▸ **DATASET**:
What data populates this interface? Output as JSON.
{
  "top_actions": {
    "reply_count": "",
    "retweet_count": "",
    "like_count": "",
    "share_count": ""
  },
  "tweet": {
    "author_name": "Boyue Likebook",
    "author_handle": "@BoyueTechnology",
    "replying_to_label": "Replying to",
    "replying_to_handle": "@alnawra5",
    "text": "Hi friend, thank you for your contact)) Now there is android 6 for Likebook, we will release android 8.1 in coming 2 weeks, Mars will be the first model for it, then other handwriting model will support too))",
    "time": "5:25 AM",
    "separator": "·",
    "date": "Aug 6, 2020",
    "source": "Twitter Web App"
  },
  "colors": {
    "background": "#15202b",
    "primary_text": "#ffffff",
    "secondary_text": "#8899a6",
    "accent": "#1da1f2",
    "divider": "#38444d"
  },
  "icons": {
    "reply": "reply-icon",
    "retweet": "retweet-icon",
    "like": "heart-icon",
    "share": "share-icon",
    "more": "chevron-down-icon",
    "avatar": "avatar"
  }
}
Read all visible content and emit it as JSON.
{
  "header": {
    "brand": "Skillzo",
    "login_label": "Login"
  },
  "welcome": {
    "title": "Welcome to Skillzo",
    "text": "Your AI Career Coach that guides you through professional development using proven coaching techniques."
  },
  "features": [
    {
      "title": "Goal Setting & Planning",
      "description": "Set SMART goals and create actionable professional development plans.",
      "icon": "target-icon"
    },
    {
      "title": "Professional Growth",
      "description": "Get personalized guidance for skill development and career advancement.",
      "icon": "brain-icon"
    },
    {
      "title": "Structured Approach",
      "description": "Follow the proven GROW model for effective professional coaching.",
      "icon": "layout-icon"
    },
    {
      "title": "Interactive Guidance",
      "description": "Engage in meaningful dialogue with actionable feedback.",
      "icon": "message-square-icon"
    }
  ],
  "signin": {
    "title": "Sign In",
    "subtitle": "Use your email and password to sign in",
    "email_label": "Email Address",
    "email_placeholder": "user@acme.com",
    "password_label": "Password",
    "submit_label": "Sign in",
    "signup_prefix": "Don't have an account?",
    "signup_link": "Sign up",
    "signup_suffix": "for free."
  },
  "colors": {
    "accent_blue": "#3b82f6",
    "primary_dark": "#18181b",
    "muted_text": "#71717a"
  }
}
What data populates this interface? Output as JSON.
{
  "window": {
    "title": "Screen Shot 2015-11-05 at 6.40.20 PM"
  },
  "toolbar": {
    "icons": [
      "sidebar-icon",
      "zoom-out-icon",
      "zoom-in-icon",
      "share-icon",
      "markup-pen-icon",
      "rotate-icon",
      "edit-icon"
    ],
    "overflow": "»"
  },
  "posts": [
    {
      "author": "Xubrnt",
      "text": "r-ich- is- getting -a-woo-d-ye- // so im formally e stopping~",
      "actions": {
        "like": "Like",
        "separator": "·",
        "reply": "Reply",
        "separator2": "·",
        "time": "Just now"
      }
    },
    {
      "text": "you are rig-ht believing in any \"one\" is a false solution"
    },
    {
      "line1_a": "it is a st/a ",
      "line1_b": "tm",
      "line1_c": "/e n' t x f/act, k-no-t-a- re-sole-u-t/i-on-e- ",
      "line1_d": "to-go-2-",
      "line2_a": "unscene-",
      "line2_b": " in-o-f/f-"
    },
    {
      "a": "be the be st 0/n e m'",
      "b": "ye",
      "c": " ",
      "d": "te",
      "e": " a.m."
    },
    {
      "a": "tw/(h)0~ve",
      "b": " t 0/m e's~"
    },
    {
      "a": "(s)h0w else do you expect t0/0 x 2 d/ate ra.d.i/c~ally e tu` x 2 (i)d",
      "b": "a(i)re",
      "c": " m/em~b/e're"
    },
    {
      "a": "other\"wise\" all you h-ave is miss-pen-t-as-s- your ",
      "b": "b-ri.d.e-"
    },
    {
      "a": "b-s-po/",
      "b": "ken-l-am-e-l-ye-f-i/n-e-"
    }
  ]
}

▸ **PROBLEM DESCRIPTION**: Write out every line of the records exactly.

▸ **ANSWER TO THE TASK**:
What data populates this interface? Output as JSON.
{
  "top_actions": {
    "reply_count": "",
    "retweet_count": "",
    "like_count": "",
    "share_count": ""
  },
  "tweet": {
    "author_name": "Boyue Likebook",
    "author_handle": "@BoyueTechnology",
    "replying_to_label": "Replying to",
    "replying_to_handle": "@alnawra5",
    "text": "Hi friend, thank you for your contact)) Now there is android 6 for Likebook, we will release android 8.1 in coming 2 weeks, Mars will be the first model for it, then other handwriting model will support too))",
    "time": "5:25 AM",
    "separator": "·",
    "date": "Aug 6, 2020",
    "source": "Twitter Web App"
  },
  "colors": {
    "background": "#15202b",
    "primary_text": "#ffffff",
    "secondary_text": "#8899a6",
    "accent": "#1da1f2",
    "divider": "#38444d"
  },
  "icons": {
    "reply": "reply-icon",
    "retweet": "retweet-icon",
    "like": "heart-icon",
    "share": "share-icon",
    "more": "chevron-down-icon",
    "avatar": "avatar"
  }
}
Read all visible content and emit it as JSON.
{
  "header": {
    "brand": "Skillzo",
    "login_label": "Login"
  },
  "welcome": {
    "title": "Welcome to Skillzo",
    "text": "Your AI Career Coach that guides you through professional development using proven coaching techniques."
  },
  "features": [
    {
      "title": "Goal Setting & Planning",
      "description": "Set SMART goals and create actionable professional development plans.",
      "icon": "target-icon"
    },
    {
      "title": "Professional Growth",
      "description": "Get personalized guidance for skill development and career advancement.",
      "icon": "brain-icon"
    },
    {
      "title": "Structured Approach",
      "description": "Follow the proven GROW model for effective professional coaching.",
      "icon": "layout-icon"
    },
    {
      "title": "Interactive Guidance",
      "description": "Engage in meaningful dialogue with actionable feedback.",
      "icon": "message-square-icon"
    }
  ],
  "signin": {
    "title": "Sign In",
    "subtitle": "Use your email and password to sign in",
    "email_label": "Email Address",
    "email_placeholder": "user@acme.com",
    "password_label": "Password",
    "submit_label": "Sign in",
    "signup_prefix": "Don't have an account?",
    "signup_link": "Sign up",
    "signup_suffix": "for free."
  },
  "colors": {
    "accent_blue": "#3b82f6",
    "primary_dark": "#18181b",
    "muted_text": "#71717a"
  }
}
What data populates this interface? Output as JSON.
{
  "window": {
    "title": "Screen Shot 2015-11-05 at 6.40.20 PM"
  },
  "toolbar": {
    "icons": [
      "sidebar-icon",
      "zoom-out-icon",
      "zoom-in-icon",
      "share-icon",
      "markup-pen-icon",
      "rotate-icon",
      "edit-icon"
    ],
    "overflow": "»"
  },
  "posts": [
    {
      "author": "Xubrnt",
      "text": "r-ich- is- getting -a-woo-d-ye- // so im formally e stopping~",
      "actions": {
        "like": "Like",
        "separator": "·",
        "reply": "Reply",
        "separator2": "·",
        "time": "Just now"
      }
    },
    {
      "text": "you are rig-ht believing in any \"one\" is a false solution"
    },
    {
      "line1_a": "it is a st/a ",
      "line1_b": "tm",
      "line1_c": "/e n' t x f/act, k-no-t-a- re-sole-u-t/i-on-e- ",
      "line1_d": "to-go-2-",
      "line2_a": "unscene-",
      "line2_b": " in-o-f/f-"
    },
    {
      "a": "be the be st 0/n e m'",
      "b": "ye",
      "c": " ",
      "d": "te",
      "e": " a.m."
    },
    {
      "a": "tw/(h)0~ve",
      "b": " t 0/m e's~"
    },
    {
      "a": "(s)h0w else do you expect t0/0 x 2 d/ate ra.d.i/c~ally e tu` x 2 (i)d",
      "b": "a(i)re",
      "c": " m/em~b/e're"
    },
    {
      "a": "other\"wise\" all you h-ave is miss-pen-t-as-s- your ",
      "b": "b-ri.d.e-"
    },
    {
      "a": "b-s-po/",
      "b": "ken-l-am-e-l-ye-f-i/n-e-"
    }
  ]
}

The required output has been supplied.